=== INSTRUCTIONS TO FOLLOW ===
Below is a listing; reproduce each line of it exactly.

>> BEGIN RECORDS FOR THIS TASK

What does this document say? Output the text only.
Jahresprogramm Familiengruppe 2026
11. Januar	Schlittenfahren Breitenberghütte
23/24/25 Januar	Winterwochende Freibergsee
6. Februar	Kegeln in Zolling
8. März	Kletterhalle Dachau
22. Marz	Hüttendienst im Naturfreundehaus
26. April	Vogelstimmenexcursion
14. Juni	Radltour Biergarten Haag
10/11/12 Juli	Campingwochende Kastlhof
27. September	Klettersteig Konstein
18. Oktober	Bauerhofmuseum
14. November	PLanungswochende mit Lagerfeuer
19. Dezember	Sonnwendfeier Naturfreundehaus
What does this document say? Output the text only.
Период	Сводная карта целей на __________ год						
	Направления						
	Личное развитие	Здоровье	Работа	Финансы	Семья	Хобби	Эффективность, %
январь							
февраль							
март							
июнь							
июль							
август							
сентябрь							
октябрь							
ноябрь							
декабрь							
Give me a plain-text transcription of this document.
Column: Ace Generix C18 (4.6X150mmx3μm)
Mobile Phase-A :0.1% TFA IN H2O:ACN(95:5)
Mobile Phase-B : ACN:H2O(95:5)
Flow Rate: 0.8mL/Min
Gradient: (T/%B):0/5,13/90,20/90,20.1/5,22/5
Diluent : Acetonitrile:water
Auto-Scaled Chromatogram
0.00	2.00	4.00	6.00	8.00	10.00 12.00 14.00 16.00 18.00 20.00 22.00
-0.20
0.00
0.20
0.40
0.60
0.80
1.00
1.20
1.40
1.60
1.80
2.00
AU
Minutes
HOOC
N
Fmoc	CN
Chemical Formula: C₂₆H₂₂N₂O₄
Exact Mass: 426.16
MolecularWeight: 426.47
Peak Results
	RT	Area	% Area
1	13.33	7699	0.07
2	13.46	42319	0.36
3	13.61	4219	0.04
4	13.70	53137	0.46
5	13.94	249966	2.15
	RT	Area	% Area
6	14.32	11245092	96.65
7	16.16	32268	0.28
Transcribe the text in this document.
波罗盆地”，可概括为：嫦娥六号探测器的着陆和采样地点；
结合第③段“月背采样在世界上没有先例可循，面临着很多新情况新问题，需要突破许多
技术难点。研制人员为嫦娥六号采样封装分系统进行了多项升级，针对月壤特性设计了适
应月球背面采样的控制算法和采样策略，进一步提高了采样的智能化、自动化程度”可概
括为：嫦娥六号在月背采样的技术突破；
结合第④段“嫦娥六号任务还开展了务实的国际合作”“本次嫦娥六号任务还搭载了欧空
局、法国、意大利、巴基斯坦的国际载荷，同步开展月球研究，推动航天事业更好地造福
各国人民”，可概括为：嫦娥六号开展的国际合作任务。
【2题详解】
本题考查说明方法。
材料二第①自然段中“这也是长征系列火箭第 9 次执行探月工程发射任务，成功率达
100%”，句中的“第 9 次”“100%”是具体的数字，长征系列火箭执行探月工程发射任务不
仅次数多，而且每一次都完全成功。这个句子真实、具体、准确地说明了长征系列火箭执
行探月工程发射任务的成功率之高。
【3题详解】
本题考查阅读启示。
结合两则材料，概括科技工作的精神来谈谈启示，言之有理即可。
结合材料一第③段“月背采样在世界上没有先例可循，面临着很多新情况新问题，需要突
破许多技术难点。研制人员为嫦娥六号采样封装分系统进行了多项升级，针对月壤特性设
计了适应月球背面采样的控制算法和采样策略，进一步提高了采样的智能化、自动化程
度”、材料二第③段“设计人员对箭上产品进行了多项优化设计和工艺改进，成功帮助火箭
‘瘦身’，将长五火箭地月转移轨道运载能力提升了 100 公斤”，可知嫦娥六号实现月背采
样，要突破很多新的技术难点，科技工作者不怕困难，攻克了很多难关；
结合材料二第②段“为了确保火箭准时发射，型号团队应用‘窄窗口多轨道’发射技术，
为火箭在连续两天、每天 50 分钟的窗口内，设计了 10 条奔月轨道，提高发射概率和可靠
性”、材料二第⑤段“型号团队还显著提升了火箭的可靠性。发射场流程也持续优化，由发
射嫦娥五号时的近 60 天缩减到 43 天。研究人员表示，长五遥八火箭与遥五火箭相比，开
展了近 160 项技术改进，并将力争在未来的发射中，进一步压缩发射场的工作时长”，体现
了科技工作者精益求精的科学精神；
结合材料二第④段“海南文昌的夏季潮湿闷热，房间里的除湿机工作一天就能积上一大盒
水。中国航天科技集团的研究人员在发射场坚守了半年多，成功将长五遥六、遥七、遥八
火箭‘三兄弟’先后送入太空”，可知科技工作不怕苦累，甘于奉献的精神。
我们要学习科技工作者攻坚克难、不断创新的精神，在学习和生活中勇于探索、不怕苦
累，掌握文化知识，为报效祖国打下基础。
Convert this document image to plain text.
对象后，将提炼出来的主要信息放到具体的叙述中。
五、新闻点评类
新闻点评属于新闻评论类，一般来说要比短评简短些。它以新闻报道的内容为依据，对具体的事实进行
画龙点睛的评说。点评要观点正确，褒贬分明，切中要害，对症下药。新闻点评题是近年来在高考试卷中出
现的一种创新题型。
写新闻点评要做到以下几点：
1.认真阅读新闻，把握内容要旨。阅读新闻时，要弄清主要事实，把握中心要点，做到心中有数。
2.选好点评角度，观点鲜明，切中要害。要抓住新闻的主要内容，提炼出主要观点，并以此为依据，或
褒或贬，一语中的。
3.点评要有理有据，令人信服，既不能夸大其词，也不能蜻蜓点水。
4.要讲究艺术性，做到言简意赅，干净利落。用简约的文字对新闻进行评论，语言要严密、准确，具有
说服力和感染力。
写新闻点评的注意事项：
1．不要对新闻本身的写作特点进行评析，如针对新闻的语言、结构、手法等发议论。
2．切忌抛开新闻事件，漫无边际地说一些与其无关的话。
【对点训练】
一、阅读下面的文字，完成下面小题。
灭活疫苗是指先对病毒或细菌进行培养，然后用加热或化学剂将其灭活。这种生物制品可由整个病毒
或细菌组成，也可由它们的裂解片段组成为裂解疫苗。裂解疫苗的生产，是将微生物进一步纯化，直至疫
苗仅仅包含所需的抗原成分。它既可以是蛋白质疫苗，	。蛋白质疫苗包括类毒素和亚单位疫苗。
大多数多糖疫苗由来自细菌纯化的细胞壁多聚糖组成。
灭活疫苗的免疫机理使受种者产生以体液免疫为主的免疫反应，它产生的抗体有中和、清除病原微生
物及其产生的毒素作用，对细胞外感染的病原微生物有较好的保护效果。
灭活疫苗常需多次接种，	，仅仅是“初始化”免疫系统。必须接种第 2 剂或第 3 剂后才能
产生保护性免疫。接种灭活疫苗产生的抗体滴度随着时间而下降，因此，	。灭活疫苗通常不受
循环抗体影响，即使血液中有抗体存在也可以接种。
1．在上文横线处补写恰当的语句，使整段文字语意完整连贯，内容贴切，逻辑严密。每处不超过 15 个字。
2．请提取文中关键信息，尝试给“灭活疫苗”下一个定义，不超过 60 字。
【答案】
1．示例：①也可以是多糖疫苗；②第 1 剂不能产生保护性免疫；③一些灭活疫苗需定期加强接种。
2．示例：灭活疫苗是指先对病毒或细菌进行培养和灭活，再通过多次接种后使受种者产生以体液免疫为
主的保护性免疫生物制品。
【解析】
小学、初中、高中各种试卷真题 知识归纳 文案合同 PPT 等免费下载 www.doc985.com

>> END RECORDS FOR THIS TASK

=== TASK SOLUTION ===
What does this document say? Output the text only.
Jahresprogramm Familiengruppe 2026
11. Januar	Schlittenfahren Breitenberghütte
23/24/25 Januar	Winterwochende Freibergsee
6. Februar	Kegeln in Zolling
8. März	Kletterhalle Dachau
22. Marz	Hüttendienst im Naturfreundehaus
26. April	Vogelstimmenexcursion
14. Juni	Radltour Biergarten Haag
10/11/12 Juli	Campingwochende Kastlhof
27. September	Klettersteig Konstein
18. Oktober	Bauerhofmuseum
14. November	PLanungswochende mit Lagerfeuer
19. Dezember	Sonnwendfeier Naturfreundehaus
What does this document say? Output the text only.
Период	Сводная карта целей на __________ год						
	Направления						
	Личное развитие	Здоровье	Работа	Финансы	Семья	Хобби	Эффективность, %
январь							
февраль							
март							
июнь							
июль							
август							
сентябрь							
октябрь							
ноябрь							
декабрь							
Give me a plain-text transcription of this document.
Column: Ace Generix C18 (4.6X150mmx3μm)
Mobile Phase-A :0.1% TFA IN H2O:ACN(95:5)
Mobile Phase-B : ACN:H2O(95:5)
Flow Rate: 0.8mL/Min
Gradient: (T/%B):0/5,13/90,20/90,20.1/5,22/5
Diluent : Acetonitrile:water
Auto-Scaled Chromatogram
0.00	2.00	4.00	6.00	8.00	10.00 12.00 14.00 16.00 18.00 20.00 22.00
-0.20
0.00
0.20
0.40
0.60
0.80
1.00
1.20
1.40
1.60
1.80
2.00
AU
Minutes
HOOC
N
Fmoc	CN
Chemical Formula: C₂₆H₂₂N₂O₄
Exact Mass: 426.16
MolecularWeight: 426.47
Peak Results
	RT	Area	% Area
1	13.33	7699	0.07
2	13.46	42319	0.36
3	13.61	4219	0.04
4	13.70	53137	0.46
5	13.94	249966	2.15
	RT	Area	% Area
6	14.32	11245092	96.65
7	16.16	32268	0.28
Transcribe the text in this document.
波罗盆地”，可概括为：嫦娥六号探测器的着陆和采样地点；
结合第③段“月背采样在世界上没有先例可循，面临着很多新情况新问题，需要突破许多
技术难点。研制人员为嫦娥六号采样封装分系统进行了多项升级，针对月壤特性设计了适
应月球背面采样的控制算法和采样策略，进一步提高了采样的智能化、自动化程度”可概
括为：嫦娥六号在月背采样的技术突破；
结合第④段“嫦娥六号任务还开展了务实的国际合作”“本次嫦娥六号任务还搭载了欧空
局、法国、意大利、巴基斯坦的国际载荷，同步开展月球研究，推动航天事业更好地造福
各国人民”，可概括为：嫦娥六号开展的国际合作任务。
【2题详解】
本题考查说明方法。
材料二第①自然段中“这也是长征系列火箭第 9 次执行探月工程发射任务，成功率达
100%”，句中的“第 9 次”“100%”是具体的数字，长征系列火箭执行探月工程发射任务不
仅次数多，而且每一次都完全成功。这个句子真实、具体、准确地说明了长征系列火箭执
行探月工程发射任务的成功率之高。
【3题详解】
本题考查阅读启示。
结合两则材料，概括科技工作的精神来谈谈启示，言之有理即可。
结合材料一第③段“月背采样在世界上没有先例可循，面临着很多新情况新问题，需要突
破许多技术难点。研制人员为嫦娥六号采样封装分系统进行了多项升级，针对月壤特性设
计了适应月球背面采样的控制算法和采样策略，进一步提高了采样的智能化、自动化程
度”、材料二第③段“设计人员对箭上产品进行了多项优化设计和工艺改进，成功帮助火箭
‘瘦身’，将长五火箭地月转移轨道运载能力提升了 100 公斤”，可知嫦娥六号实现月背采
样，要突破很多新的技术难点，科技工作者不怕困难，攻克了很多难关；
结合材料二第②段“为了确保火箭准时发射，型号团队应用‘窄窗口多轨道’发射技术，
为火箭在连续两天、每天 50 分钟的窗口内，设计了 10 条奔月轨道，提高发射概率和可靠
性”、材料二第⑤段“型号团队还显著提升了火箭的可靠性。发射场流程也持续优化，由发
射嫦娥五号时的近 60 天缩减到 43 天。研究人员表示，长五遥八火箭与遥五火箭相比，开
展了近 160 项技术改进，并将力争在未来的发射中，进一步压缩发射场的工作时长”，体现
了科技工作者精益求精的科学精神；
结合材料二第④段“海南文昌的夏季潮湿闷热，房间里的除湿机工作一天就能积上一大盒
水。中国航天科技集团的研究人员在发射场坚守了半年多，成功将长五遥六、遥七、遥八
火箭‘三兄弟’先后送入太空”，可知科技工作不怕苦累，甘于奉献的精神。
我们要学习科技工作者攻坚克难、不断创新的精神，在学习和生活中勇于探索、不怕苦
累，掌握文化知识，为报效祖国打下基础。
Convert this document image to plain text.
对象后，将提炼出来的主要信息放到具体的叙述中。
五、新闻点评类
新闻点评属于新闻评论类，一般来说要比短评简短些。它以新闻报道的内容为依据，对具体的事实进行
画龙点睛的评说。点评要观点正确，褒贬分明，切中要害，对症下药。新闻点评题是近年来在高考试卷中出
现的一种创新题型。
写新闻点评要做到以下几点：
1.认真阅读新闻，把握内容要旨。阅读新闻时，要弄清主要事实，把握中心要点，做到心中有数。
2.选好点评角度，观点鲜明，切中要害。要抓住新闻的主要内容，提炼出主要观点，并以此为依据，或
褒或贬，一语中的。
3.点评要有理有据，令人信服，既不能夸大其词，也不能蜻蜓点水。
4.要讲究艺术性，做到言简意赅，干净利落。用简约的文字对新闻进行评论，语言要严密、准确，具有
说服力和感染力。
写新闻点评的注意事项：
1．不要对新闻本身的写作特点进行评析，如针对新闻的语言、结构、手法等发议论。
2．切忌抛开新闻事件，漫无边际地说一些与其无关的话。
【对点训练】
一、阅读下面的文字，完成下面小题。
灭活疫苗是指先对病毒或细菌进行培养，然后用加热或化学剂将其灭活。这种生物制品可由整个病毒
或细菌组成，也可由它们的裂解片段组成为裂解疫苗。裂解疫苗的生产，是将微生物进一步纯化，直至疫
苗仅仅包含所需的抗原成分。它既可以是蛋白质疫苗，	。蛋白质疫苗包括类毒素和亚单位疫苗。
大多数多糖疫苗由来自细菌纯化的细胞壁多聚糖组成。
灭活疫苗的免疫机理使受种者产生以体液免疫为主的免疫反应，它产生的抗体有中和、清除病原微生
物及其产生的毒素作用，对细胞外感染的病原微生物有较好的保护效果。
灭活疫苗常需多次接种，	，仅仅是“初始化”免疫系统。必须接种第 2 剂或第 3 剂后才能
产生保护性免疫。接种灭活疫苗产生的抗体滴度随着时间而下降，因此，	。灭活疫苗通常不受
循环抗体影响，即使血液中有抗体存在也可以接种。
1．在上文横线处补写恰当的语句，使整段文字语意完整连贯，内容贴切，逻辑严密。每处不超过 15 个字。
2．请提取文中关键信息，尝试给“灭活疫苗”下一个定义，不超过 60 字。
【答案】
1．示例：①也可以是多糖疫苗；②第 1 剂不能产生保护性免疫；③一些灭活疫苗需定期加强接种。
2．示例：灭活疫苗是指先对病毒或细菌进行培养和灭活，再通过多次接种后使受种者产生以体液免疫为
主的保护性免疫生物制品。
【解析】
小学、初中、高中各种试卷真题 知识归纳 文案合同 PPT 等免费下载 www.doc985.com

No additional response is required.